Only the number is wanted: how many lines of the data contain "ACGL"?

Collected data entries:
************

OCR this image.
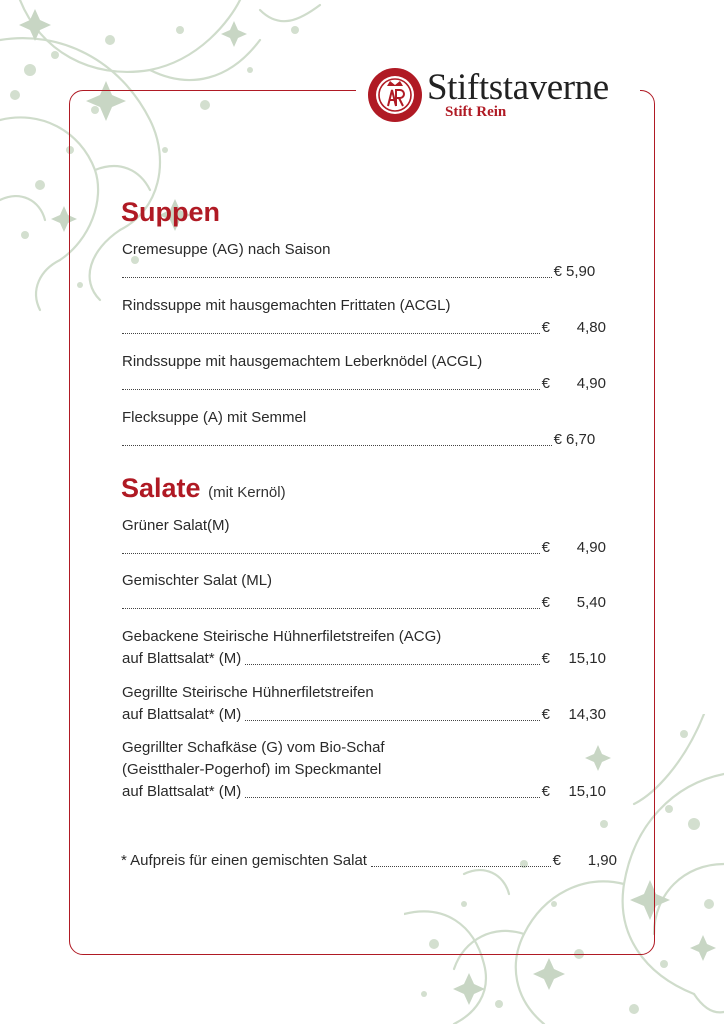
Stiftstaverne
Stift Rein
Suppen
Cremesuppe (AG) nach Saison
€ 5,90
Rindssuppe mit hausgemachten Frittaten (ACGL)
€	4,80
Rindssuppe mit hausgemachtem Leberknödel (ACGL)
€	4,90
Flecksuppe (A) mit Semmel
€ 6,70
Salate (mit Kernöl)
Grüner Salat(M)
€	4,90
Gemischter Salat (ML)
€	5,40
Gebackene Steirische Hühnerfiletstreifen (ACG)
auf Blattsalat* (M)	€	15,10
Gegrillte Steirische Hühnerfiletstreifen
auf Blattsalat* (M)	€	14,30
Gegrillter Schafkäse (G) vom Bio-Schaf
(Geistthaler-Pogerhof) im Speckmantel
auf Blattsalat* (M)	€	15,10
* Aufpreis für einen gemischten Salat	€	1,90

************

COMPLETED TASK |
2